* Begin Records to process *
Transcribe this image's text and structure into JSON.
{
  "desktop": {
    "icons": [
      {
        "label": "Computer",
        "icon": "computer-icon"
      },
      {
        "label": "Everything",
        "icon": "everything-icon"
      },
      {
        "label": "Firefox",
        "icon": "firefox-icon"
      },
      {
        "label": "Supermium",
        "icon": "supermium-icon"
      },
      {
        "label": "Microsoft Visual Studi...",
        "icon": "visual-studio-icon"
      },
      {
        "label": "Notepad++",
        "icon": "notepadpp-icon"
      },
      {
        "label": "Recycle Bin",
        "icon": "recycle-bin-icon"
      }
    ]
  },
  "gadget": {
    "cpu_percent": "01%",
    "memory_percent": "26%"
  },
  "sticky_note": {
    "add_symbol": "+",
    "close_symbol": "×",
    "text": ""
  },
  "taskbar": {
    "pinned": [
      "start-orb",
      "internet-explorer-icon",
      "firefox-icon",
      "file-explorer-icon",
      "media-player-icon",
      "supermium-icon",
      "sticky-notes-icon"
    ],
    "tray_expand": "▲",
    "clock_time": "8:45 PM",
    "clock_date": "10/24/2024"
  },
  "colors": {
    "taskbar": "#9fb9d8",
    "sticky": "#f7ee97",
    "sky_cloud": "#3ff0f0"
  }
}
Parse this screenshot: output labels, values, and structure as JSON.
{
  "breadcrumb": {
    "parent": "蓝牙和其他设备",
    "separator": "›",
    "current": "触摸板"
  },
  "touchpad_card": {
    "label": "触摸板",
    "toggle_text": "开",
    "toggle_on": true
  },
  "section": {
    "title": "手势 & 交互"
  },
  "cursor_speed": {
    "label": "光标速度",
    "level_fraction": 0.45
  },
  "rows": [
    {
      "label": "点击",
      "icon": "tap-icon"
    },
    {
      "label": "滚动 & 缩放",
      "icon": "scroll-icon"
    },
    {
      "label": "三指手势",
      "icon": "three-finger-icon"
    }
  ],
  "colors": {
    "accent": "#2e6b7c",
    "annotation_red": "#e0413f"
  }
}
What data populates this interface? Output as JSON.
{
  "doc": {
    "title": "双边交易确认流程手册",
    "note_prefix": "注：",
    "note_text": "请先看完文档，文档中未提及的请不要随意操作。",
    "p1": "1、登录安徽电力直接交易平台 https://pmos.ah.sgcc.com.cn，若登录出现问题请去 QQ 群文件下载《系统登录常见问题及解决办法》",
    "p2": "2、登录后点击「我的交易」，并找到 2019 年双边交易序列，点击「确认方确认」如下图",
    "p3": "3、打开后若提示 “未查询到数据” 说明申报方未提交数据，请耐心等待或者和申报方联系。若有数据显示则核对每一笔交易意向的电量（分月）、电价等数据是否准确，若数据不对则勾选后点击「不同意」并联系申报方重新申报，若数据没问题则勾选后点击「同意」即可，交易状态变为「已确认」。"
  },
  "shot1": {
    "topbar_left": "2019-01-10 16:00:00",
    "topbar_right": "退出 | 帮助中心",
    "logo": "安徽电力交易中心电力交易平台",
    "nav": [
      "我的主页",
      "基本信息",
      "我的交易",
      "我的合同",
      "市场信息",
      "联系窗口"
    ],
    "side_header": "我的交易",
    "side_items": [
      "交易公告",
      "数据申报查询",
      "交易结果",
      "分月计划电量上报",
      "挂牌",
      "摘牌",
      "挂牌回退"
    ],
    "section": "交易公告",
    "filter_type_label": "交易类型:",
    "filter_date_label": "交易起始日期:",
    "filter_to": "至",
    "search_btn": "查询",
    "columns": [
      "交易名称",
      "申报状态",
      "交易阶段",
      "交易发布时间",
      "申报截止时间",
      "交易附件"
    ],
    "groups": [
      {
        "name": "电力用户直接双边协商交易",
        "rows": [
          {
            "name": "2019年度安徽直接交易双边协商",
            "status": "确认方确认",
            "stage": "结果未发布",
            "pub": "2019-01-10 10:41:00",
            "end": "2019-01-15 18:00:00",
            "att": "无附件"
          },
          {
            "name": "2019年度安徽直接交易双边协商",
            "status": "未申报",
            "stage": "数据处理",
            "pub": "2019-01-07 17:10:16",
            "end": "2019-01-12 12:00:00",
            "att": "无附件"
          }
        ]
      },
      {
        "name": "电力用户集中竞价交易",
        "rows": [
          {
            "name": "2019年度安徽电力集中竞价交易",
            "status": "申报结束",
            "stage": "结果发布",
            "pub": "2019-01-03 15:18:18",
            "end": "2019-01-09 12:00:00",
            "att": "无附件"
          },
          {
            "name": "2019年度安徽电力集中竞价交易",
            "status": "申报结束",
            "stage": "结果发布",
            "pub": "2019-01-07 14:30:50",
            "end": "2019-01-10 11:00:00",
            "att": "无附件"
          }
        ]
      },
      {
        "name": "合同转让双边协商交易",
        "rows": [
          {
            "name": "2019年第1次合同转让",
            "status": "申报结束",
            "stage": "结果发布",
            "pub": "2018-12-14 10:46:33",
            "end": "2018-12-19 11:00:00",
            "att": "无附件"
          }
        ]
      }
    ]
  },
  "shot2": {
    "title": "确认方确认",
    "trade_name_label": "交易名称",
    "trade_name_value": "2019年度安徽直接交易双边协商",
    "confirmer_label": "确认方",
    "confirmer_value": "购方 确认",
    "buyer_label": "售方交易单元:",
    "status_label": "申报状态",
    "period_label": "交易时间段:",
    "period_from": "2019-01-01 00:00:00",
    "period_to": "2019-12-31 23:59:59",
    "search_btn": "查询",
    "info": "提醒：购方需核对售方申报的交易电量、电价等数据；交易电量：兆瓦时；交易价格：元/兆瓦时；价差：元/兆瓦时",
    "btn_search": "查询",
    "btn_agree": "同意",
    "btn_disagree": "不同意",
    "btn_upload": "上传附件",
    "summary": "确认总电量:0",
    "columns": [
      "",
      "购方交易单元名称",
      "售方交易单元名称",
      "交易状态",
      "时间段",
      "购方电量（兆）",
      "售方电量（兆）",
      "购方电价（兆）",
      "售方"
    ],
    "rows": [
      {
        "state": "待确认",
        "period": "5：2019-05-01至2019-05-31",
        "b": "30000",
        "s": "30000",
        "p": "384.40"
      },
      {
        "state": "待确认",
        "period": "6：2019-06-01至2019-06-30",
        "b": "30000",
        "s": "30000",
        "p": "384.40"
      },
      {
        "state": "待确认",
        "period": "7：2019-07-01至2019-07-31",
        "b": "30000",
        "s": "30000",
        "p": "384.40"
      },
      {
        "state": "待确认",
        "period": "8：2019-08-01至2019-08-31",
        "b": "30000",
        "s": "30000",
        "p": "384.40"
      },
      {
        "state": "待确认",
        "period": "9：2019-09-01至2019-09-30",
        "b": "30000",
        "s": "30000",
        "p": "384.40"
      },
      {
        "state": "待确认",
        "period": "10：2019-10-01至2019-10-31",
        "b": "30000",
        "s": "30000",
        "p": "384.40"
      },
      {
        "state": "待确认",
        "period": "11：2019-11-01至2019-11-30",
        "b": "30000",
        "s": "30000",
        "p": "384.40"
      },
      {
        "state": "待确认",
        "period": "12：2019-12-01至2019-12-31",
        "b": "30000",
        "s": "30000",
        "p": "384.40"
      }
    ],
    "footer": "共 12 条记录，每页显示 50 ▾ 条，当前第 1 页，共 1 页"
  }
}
* End Records to process *
What this task involves: Repeat every line of the records above exactly.

Task answer:
Transcribe this image's text and structure into JSON.
{
  "desktop": {
    "icons": [
      {
        "label": "Computer",
        "icon": "computer-icon"
      },
      {
        "label": "Everything",
        "icon": "everything-icon"
      },
      {
        "label": "Firefox",
        "icon": "firefox-icon"
      },
      {
        "label": "Supermium",
        "icon": "supermium-icon"
      },
      {
        "label": "Microsoft Visual Studi...",
        "icon": "visual-studio-icon"
      },
      {
        "label": "Notepad++",
        "icon": "notepadpp-icon"
      },
      {
        "label": "Recycle Bin",
        "icon": "recycle-bin-icon"
      }
    ]
  },
  "gadget": {
    "cpu_percent": "01%",
    "memory_percent": "26%"
  },
  "sticky_note": {
    "add_symbol": "+",
    "close_symbol": "×",
    "text": ""
  },
  "taskbar": {
    "pinned": [
      "start-orb",
      "internet-explorer-icon",
      "firefox-icon",
      "file-explorer-icon",
      "media-player-icon",
      "supermium-icon",
      "sticky-notes-icon"
    ],
    "tray_expand": "▲",
    "clock_time": "8:45 PM",
    "clock_date": "10/24/2024"
  },
  "colors": {
    "taskbar": "#9fb9d8",
    "sticky": "#f7ee97",
    "sky_cloud": "#3ff0f0"
  }
}
Parse this screenshot: output labels, values, and structure as JSON.
{
  "breadcrumb": {
    "parent": "蓝牙和其他设备",
    "separator": "›",
    "current": "触摸板"
  },
  "touchpad_card": {
    "label": "触摸板",
    "toggle_text": "开",
    "toggle_on": true
  },
  "section": {
    "title": "手势 & 交互"
  },
  "cursor_speed": {
    "label": "光标速度",
    "level_fraction": 0.45
  },
  "rows": [
    {
      "label": "点击",
      "icon": "tap-icon"
    },
    {
      "label": "滚动 & 缩放",
      "icon": "scroll-icon"
    },
    {
      "label": "三指手势",
      "icon": "three-finger-icon"
    }
  ],
  "colors": {
    "accent": "#2e6b7c",
    "annotation_red": "#e0413f"
  }
}
What data populates this interface? Output as JSON.
{
  "doc": {
    "title": "双边交易确认流程手册",
    "note_prefix": "注：",
    "note_text": "请先看完文档，文档中未提及的请不要随意操作。",
    "p1": "1、登录安徽电力直接交易平台 https://pmos.ah.sgcc.com.cn，若登录出现问题请去 QQ 群文件下载《系统登录常见问题及解决办法》",
    "p2": "2、登录后点击「我的交易」，并找到 2019 年双边交易序列，点击「确认方确认」如下图",
    "p3": "3、打开后若提示 “未查询到数据” 说明申报方未提交数据，请耐心等待或者和申报方联系。若有数据显示则核对每一笔交易意向的电量（分月）、电价等数据是否准确，若数据不对则勾选后点击「不同意」并联系申报方重新申报，若数据没问题则勾选后点击「同意」即可，交易状态变为「已确认」。"
  },
  "shot1": {
    "topbar_left": "2019-01-10 16:00:00",
    "topbar_right": "退出 | 帮助中心",
    "logo": "安徽电力交易中心电力交易平台",
    "nav": [
      "我的主页",
      "基本信息",
      "我的交易",
      "我的合同",
      "市场信息",
      "联系窗口"
    ],
    "side_header": "我的交易",
    "side_items": [
      "交易公告",
      "数据申报查询",
      "交易结果",
      "分月计划电量上报",
      "挂牌",
      "摘牌",
      "挂牌回退"
    ],
    "section": "交易公告",
    "filter_type_label": "交易类型:",
    "filter_date_label": "交易起始日期:",
    "filter_to": "至",
    "search_btn": "查询",
    "columns": [
      "交易名称",
      "申报状态",
      "交易阶段",
      "交易发布时间",
      "申报截止时间",
      "交易附件"
    ],
    "groups": [
      {
        "name": "电力用户直接双边协商交易",
        "rows": [
          {
            "name": "2019年度安徽直接交易双边协商",
            "status": "确认方确认",
            "stage": "结果未发布",
            "pub": "2019-01-10 10:41:00",
            "end": "2019-01-15 18:00:00",
            "att": "无附件"
          },
          {
            "name": "2019年度安徽直接交易双边协商",
            "status": "未申报",
            "stage": "数据处理",
            "pub": "2019-01-07 17:10:16",
            "end": "2019-01-12 12:00:00",
            "att": "无附件"
          }
        ]
      },
      {
        "name": "电力用户集中竞价交易",
        "rows": [
          {
            "name": "2019年度安徽电力集中竞价交易",
            "status": "申报结束",
            "stage": "结果发布",
            "pub": "2019-01-03 15:18:18",
            "end": "2019-01-09 12:00:00",
            "att": "无附件"
          },
          {
            "name": "2019年度安徽电力集中竞价交易",
            "status": "申报结束",
            "stage": "结果发布",
            "pub": "2019-01-07 14:30:50",
            "end": "2019-01-10 11:00:00",
            "att": "无附件"
          }
        ]
      },
      {
        "name": "合同转让双边协商交易",
        "rows": [
          {
            "name": "2019年第1次合同转让",
            "status": "申报结束",
            "stage": "结果发布",
            "pub": "2018-12-14 10:46:33",
            "end": "2018-12-19 11:00:00",
            "att": "无附件"
          }
        ]
      }
    ]
  },
  "shot2": {
    "title": "确认方确认",
    "trade_name_label": "交易名称",
    "trade_name_value": "2019年度安徽直接交易双边协商",
    "confirmer_label": "确认方",
    "confirmer_value": "购方 确认",
    "buyer_label": "售方交易单元:",
    "status_label": "申报状态",
    "period_label": "交易时间段:",
    "period_from": "2019-01-01 00:00:00",
    "period_to": "2019-12-31 23:59:59",
    "search_btn": "查询",
    "info": "提醒：购方需核对售方申报的交易电量、电价等数据；交易电量：兆瓦时；交易价格：元/兆瓦时；价差：元/兆瓦时",
    "btn_search": "查询",
    "btn_agree": "同意",
    "btn_disagree": "不同意",
    "btn_upload": "上传附件",
    "summary": "确认总电量:0",
    "columns": [
      "",
      "购方交易单元名称",
      "售方交易单元名称",
      "交易状态",
      "时间段",
      "购方电量（兆）",
      "售方电量（兆）",
      "购方电价（兆）",
      "售方"
    ],
    "rows": [
      {
        "state": "待确认",
        "period": "5：2019-05-01至2019-05-31",
        "b": "30000",
        "s": "30000",
        "p": "384.40"
      },
      {
        "state": "待确认",
        "period": "6：2019-06-01至2019-06-30",
        "b": "30000",
        "s": "30000",
        "p": "384.40"
      },
      {
        "state": "待确认",
        "period": "7：2019-07-01至2019-07-31",
        "b": "30000",
        "s": "30000",
        "p": "384.40"
      },
      {
        "state": "待确认",
        "period": "8：2019-08-01至2019-08-31",
        "b": "30000",
        "s": "30000",
        "p": "384.40"
      },
      {
        "state": "待确认",
        "period": "9：2019-09-01至2019-09-30",
        "b": "30000",
        "s": "30000",
        "p": "384.40"
      },
      {
        "state": "待确认",
        "period": "10：2019-10-01至2019-10-31",
        "b": "30000",
        "s": "30000",
        "p": "384.40"
      },
      {
        "state": "待确认",
        "period": "11：2019-11-01至2019-11-30",
        "b": "30000",
        "s": "30000",
        "p": "384.40"
      },
      {
        "state": "待确认",
        "period": "12：2019-12-01至2019-12-31",
        "b": "30000",
        "s": "30000",
        "p": "384.40"
      }
    ],
    "footer": "共 12 条记录，每页显示 50 ▾ 条，当前第 1 页，共 1 页"
  }
}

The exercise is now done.